## Start RECORDS SHOWN

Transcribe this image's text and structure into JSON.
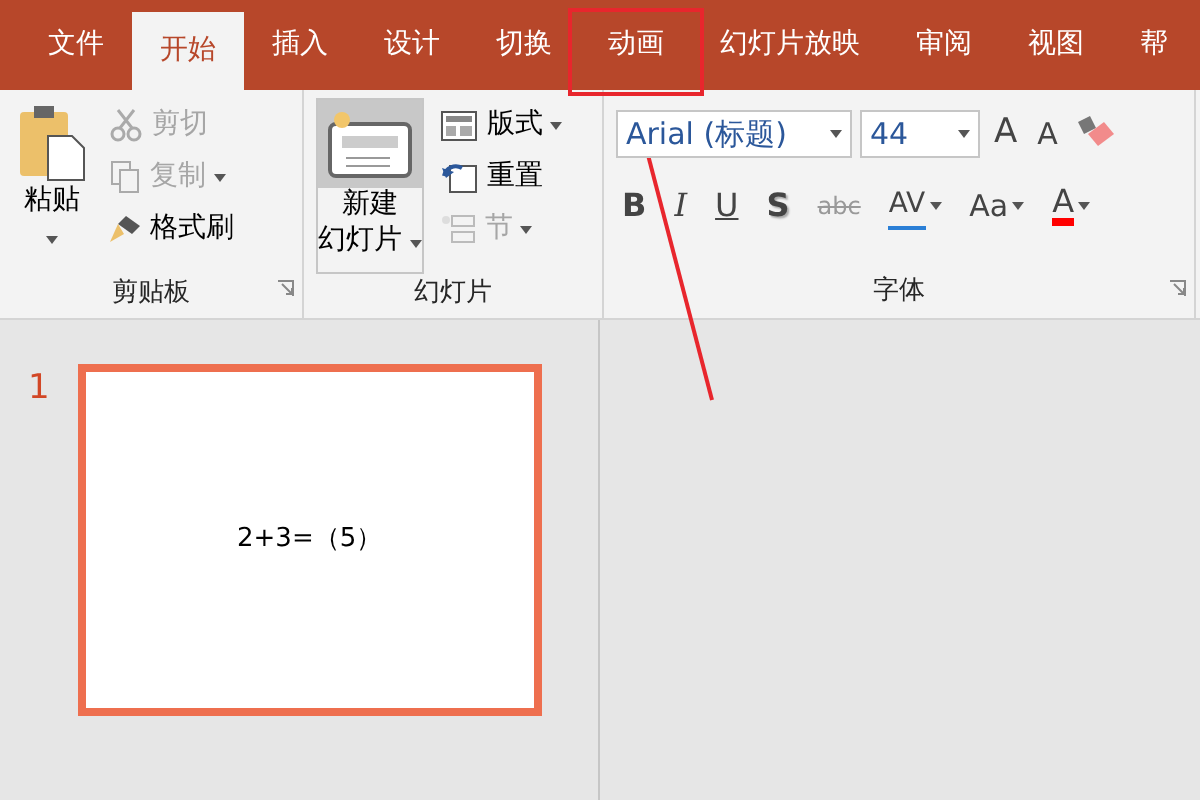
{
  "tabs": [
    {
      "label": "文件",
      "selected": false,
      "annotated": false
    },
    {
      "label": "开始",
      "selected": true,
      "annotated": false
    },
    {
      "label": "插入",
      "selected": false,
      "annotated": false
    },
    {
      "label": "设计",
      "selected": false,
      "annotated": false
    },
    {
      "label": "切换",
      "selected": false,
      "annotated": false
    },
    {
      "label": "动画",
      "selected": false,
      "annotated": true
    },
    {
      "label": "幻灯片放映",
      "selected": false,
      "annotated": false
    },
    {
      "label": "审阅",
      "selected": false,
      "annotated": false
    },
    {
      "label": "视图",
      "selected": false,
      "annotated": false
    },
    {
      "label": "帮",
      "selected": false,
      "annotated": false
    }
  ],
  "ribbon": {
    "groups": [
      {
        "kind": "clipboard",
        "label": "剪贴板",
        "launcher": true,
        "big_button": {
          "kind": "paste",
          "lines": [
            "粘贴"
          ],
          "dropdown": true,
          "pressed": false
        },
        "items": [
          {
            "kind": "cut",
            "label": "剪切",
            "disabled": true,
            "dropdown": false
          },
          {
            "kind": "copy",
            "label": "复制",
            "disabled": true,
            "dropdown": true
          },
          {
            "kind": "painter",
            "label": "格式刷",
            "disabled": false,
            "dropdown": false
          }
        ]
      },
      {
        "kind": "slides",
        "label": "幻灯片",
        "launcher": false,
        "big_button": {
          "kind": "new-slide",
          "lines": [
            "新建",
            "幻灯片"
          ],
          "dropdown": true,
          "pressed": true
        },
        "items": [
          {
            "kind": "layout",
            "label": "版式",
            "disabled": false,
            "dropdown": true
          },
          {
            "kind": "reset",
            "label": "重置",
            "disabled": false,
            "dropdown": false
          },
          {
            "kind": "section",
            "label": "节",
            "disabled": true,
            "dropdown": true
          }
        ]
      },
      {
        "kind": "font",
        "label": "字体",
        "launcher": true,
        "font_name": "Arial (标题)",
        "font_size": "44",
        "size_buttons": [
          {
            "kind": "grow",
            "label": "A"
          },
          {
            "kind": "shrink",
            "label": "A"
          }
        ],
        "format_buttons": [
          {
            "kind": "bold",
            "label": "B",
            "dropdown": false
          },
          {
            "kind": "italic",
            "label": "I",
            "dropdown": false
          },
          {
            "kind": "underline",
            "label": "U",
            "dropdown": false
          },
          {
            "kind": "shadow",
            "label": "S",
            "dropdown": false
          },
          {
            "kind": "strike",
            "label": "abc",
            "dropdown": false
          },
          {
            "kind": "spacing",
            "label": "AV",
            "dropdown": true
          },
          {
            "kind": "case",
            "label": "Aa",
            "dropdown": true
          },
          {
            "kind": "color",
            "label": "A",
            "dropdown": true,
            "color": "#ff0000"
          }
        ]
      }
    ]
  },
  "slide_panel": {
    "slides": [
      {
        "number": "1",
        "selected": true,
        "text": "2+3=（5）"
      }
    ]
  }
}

## End RECORDS SHOWN

**GOAL**
Give an exact copy of the material, leaving out every picture.

**ANSWER TO THIS PROBLEM**
Transcribe this image's text and structure into JSON.
{
  "tabs": [
    {
      "label": "文件",
      "selected": false,
      "annotated": false
    },
    {
      "label": "开始",
      "selected": true,
      "annotated": false
    },
    {
      "label": "插入",
      "selected": false,
      "annotated": false
    },
    {
      "label": "设计",
      "selected": false,
      "annotated": false
    },
    {
      "label": "切换",
      "selected": false,
      "annotated": false
    },
    {
      "label": "动画",
      "selected": false,
      "annotated": true
    },
    {
      "label": "幻灯片放映",
      "selected": false,
      "annotated": false
    },
    {
      "label": "审阅",
      "selected": false,
      "annotated": false
    },
    {
      "label": "视图",
      "selected": false,
      "annotated": false
    },
    {
      "label": "帮",
      "selected": false,
      "annotated": false
    }
  ],
  "ribbon": {
    "groups": [
      {
        "kind": "clipboard",
        "label": "剪贴板",
        "launcher": true,
        "big_button": {
          "kind": "paste",
          "lines": [
            "粘贴"
          ],
          "dropdown": true,
          "pressed": false
        },
        "items": [
          {
            "kind": "cut",
            "label": "剪切",
            "disabled": true,
            "dropdown": false
          },
          {
            "kind": "copy",
            "label": "复制",
            "disabled": true,
            "dropdown": true
          },
          {
            "kind": "painter",
            "label": "格式刷",
            "disabled": false,
            "dropdown": false
          }
        ]
      },
      {
        "kind": "slides",
        "label": "幻灯片",
        "launcher": false,
        "big_button": {
          "kind": "new-slide",
          "lines": [
            "新建",
            "幻灯片"
          ],
          "dropdown": true,
          "pressed": true
        },
        "items": [
          {
            "kind": "layout",
            "label": "版式",
            "disabled": false,
            "dropdown": true
          },
          {
            "kind": "reset",
            "label": "重置",
            "disabled": false,
            "dropdown": false
          },
          {
            "kind": "section",
            "label": "节",
            "disabled": true,
            "dropdown": true
          }
        ]
      },
      {
        "kind": "font",
        "label": "字体",
        "launcher": true,
        "font_name": "Arial (标题)",
        "font_size": "44",
        "size_buttons": [
          {
            "kind": "grow",
            "label": "A"
          },
          {
            "kind": "shrink",
            "label": "A"
          }
        ],
        "format_buttons": [
          {
            "kind": "bold",
            "label": "B",
            "dropdown": false
          },
          {
            "kind": "italic",
            "label": "I",
            "dropdown": false
          },
          {
            "kind": "underline",
            "label": "U",
            "dropdown": false
          },
          {
            "kind": "shadow",
            "label": "S",
            "dropdown": false
          },
          {
            "kind": "strike",
            "label": "abc",
            "dropdown": false
          },
          {
            "kind": "spacing",
            "label": "AV",
            "dropdown": true
          },
          {
            "kind": "case",
            "label": "Aa",
            "dropdown": true
          },
          {
            "kind": "color",
            "label": "A",
            "dropdown": true,
            "color": "#ff0000"
          }
        ]
      }
    ]
  },
  "slide_panel": {
    "slides": [
      {
        "number": "1",
        "selected": true,
        "text": "2+3=（5）"
      }
    ]
  }
}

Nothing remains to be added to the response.